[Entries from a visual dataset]
━━━━━━━━━━━━━━━━

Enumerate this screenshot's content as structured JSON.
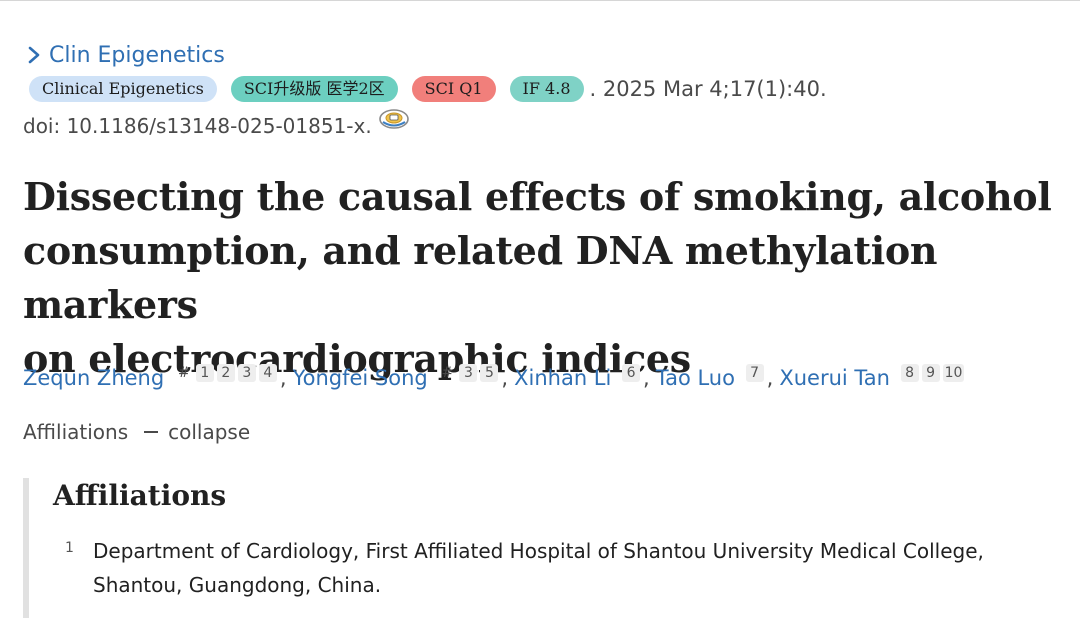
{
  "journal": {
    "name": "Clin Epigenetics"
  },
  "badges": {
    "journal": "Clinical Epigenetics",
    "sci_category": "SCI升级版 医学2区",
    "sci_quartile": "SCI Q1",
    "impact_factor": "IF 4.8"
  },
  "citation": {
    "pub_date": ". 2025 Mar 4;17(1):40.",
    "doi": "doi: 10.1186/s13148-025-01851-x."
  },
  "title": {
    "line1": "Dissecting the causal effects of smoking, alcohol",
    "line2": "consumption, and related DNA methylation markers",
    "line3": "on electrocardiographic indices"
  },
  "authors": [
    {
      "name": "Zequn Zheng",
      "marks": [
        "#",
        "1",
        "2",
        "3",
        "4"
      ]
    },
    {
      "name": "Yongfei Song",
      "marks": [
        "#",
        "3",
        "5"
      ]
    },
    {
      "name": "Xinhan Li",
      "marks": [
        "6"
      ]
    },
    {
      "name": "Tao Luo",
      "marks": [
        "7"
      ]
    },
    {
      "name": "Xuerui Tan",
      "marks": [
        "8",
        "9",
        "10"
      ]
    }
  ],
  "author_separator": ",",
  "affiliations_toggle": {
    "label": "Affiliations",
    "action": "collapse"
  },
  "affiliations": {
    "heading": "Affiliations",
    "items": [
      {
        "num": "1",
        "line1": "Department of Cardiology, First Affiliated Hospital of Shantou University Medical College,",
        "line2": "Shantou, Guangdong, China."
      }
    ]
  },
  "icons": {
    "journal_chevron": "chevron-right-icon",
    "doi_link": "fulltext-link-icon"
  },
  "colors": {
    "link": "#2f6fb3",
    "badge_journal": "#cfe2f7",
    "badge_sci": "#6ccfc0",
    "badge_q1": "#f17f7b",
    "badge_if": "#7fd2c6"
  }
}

━━━━━━━━━━━━━━━━

Problem description: From the data above, write out everything exactly except the pictures.

Response to the exercise:
Enumerate this screenshot's content as structured JSON.
{
  "journal": {
    "name": "Clin Epigenetics"
  },
  "badges": {
    "journal": "Clinical Epigenetics",
    "sci_category": "SCI升级版 医学2区",
    "sci_quartile": "SCI Q1",
    "impact_factor": "IF 4.8"
  },
  "citation": {
    "pub_date": ". 2025 Mar 4;17(1):40.",
    "doi": "doi: 10.1186/s13148-025-01851-x."
  },
  "title": {
    "line1": "Dissecting the causal effects of smoking, alcohol",
    "line2": "consumption, and related DNA methylation markers",
    "line3": "on electrocardiographic indices"
  },
  "authors": [
    {
      "name": "Zequn Zheng",
      "marks": [
        "#",
        "1",
        "2",
        "3",
        "4"
      ]
    },
    {
      "name": "Yongfei Song",
      "marks": [
        "#",
        "3",
        "5"
      ]
    },
    {
      "name": "Xinhan Li",
      "marks": [
        "6"
      ]
    },
    {
      "name": "Tao Luo",
      "marks": [
        "7"
      ]
    },
    {
      "name": "Xuerui Tan",
      "marks": [
        "8",
        "9",
        "10"
      ]
    }
  ],
  "author_separator": ",",
  "affiliations_toggle": {
    "label": "Affiliations",
    "action": "collapse"
  },
  "affiliations": {
    "heading": "Affiliations",
    "items": [
      {
        "num": "1",
        "line1": "Department of Cardiology, First Affiliated Hospital of Shantou University Medical College,",
        "line2": "Shantou, Guangdong, China."
      }
    ]
  },
  "icons": {
    "journal_chevron": "chevron-right-icon",
    "doi_link": "fulltext-link-icon"
  },
  "colors": {
    "link": "#2f6fb3",
    "badge_journal": "#cfe2f7",
    "badge_sci": "#6ccfc0",
    "badge_q1": "#f17f7b",
    "badge_if": "#7fd2c6"
  }
}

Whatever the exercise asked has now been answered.